_Set exercise_.
Can you restate the records below word for word?

_Entries with figure data_.
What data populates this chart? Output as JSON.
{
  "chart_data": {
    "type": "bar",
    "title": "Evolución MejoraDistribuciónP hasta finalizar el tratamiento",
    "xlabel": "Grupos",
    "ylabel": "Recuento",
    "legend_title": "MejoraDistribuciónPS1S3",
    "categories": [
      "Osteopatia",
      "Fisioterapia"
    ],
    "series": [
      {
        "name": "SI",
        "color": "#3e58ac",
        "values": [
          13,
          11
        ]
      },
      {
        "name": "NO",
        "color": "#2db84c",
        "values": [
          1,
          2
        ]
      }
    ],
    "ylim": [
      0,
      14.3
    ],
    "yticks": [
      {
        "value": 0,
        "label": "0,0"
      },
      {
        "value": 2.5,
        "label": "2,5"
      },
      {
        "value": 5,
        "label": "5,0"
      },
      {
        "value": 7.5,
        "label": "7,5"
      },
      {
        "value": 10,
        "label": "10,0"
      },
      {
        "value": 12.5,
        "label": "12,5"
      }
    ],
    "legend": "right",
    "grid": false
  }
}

_The result_.
What data populates this chart? Output as JSON.
{
  "chart_data": {
    "type": "bar",
    "title": "Evolución MejoraDistribuciónP hasta finalizar el tratamiento",
    "xlabel": "Grupos",
    "ylabel": "Recuento",
    "legend_title": "MejoraDistribuciónPS1S3",
    "categories": [
      "Osteopatia",
      "Fisioterapia"
    ],
    "series": [
      {
        "name": "SI",
        "color": "#3e58ac",
        "values": [
          13,
          11
        ]
      },
      {
        "name": "NO",
        "color": "#2db84c",
        "values": [
          1,
          2
        ]
      }
    ],
    "ylim": [
      0,
      14.3
    ],
    "yticks": [
      {
        "value": 0,
        "label": "0,0"
      },
      {
        "value": 2.5,
        "label": "2,5"
      },
      {
        "value": 5,
        "label": "5,0"
      },
      {
        "value": 7.5,
        "label": "7,5"
      },
      {
        "value": 10,
        "label": "10,0"
      },
      {
        "value": 12.5,
        "label": "12,5"
      }
    ],
    "legend": "right",
    "grid": false
  }
}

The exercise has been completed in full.